Aim
Set each entry down verbatim, omitting images.

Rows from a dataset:
- - - -
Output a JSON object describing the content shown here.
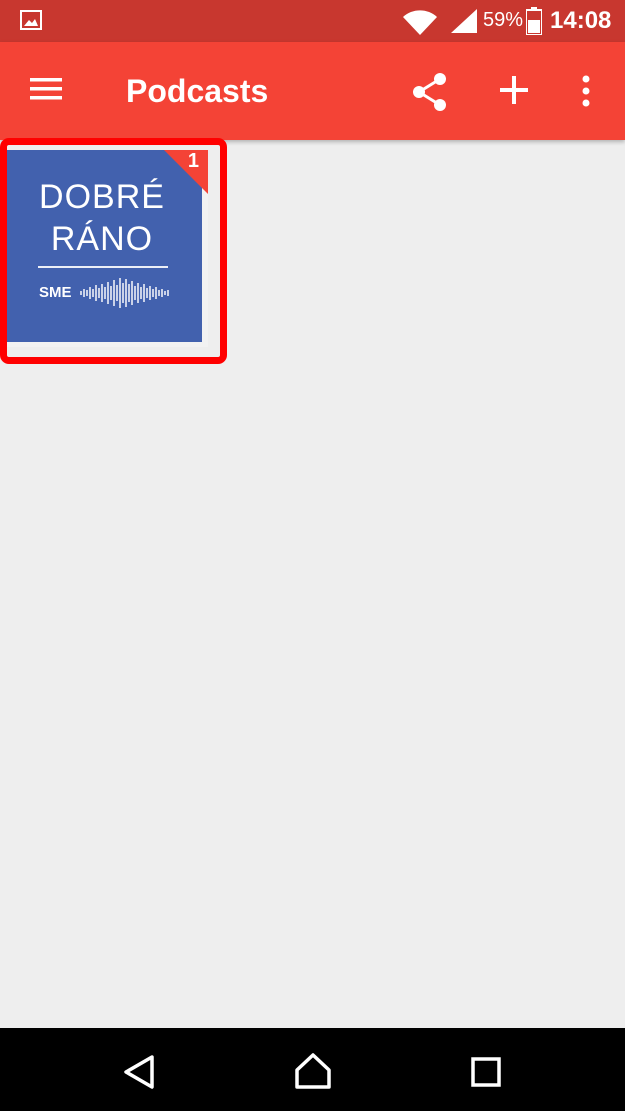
{
  "status_bar": {
    "battery_percent": "59%",
    "time": "14:08",
    "icons": [
      "gallery-icon",
      "wifi-icon",
      "signal-icon",
      "battery-icon"
    ]
  },
  "app_bar": {
    "title": "Podcasts",
    "icons": [
      "menu-icon",
      "share-icon",
      "add-icon",
      "more-vert-icon"
    ]
  },
  "podcasts": [
    {
      "title_line1": "DOBRÉ",
      "title_line2": "RÁNO",
      "brand": "SME",
      "new_episodes": "1"
    }
  ],
  "nav_bar": {
    "icons": [
      "back-icon",
      "home-icon",
      "recents-icon"
    ]
  },
  "colors": {
    "status_bar": "#c8372f",
    "app_bar": "#f44336",
    "tile_background": "#4261ae",
    "highlight": "#ff0000",
    "page_background": "#eeeeee"
  }
}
- - - -
Solution below
Output a JSON object describing the content shown here.
{
  "status_bar": {
    "battery_percent": "59%",
    "time": "14:08",
    "icons": [
      "gallery-icon",
      "wifi-icon",
      "signal-icon",
      "battery-icon"
    ]
  },
  "app_bar": {
    "title": "Podcasts",
    "icons": [
      "menu-icon",
      "share-icon",
      "add-icon",
      "more-vert-icon"
    ]
  },
  "podcasts": [
    {
      "title_line1": "DOBRÉ",
      "title_line2": "RÁNO",
      "brand": "SME",
      "new_episodes": "1"
    }
  ],
  "nav_bar": {
    "icons": [
      "back-icon",
      "home-icon",
      "recents-icon"
    ]
  },
  "colors": {
    "status_bar": "#c8372f",
    "app_bar": "#f44336",
    "tile_background": "#4261ae",
    "highlight": "#ff0000",
    "page_background": "#eeeeee"
  }
}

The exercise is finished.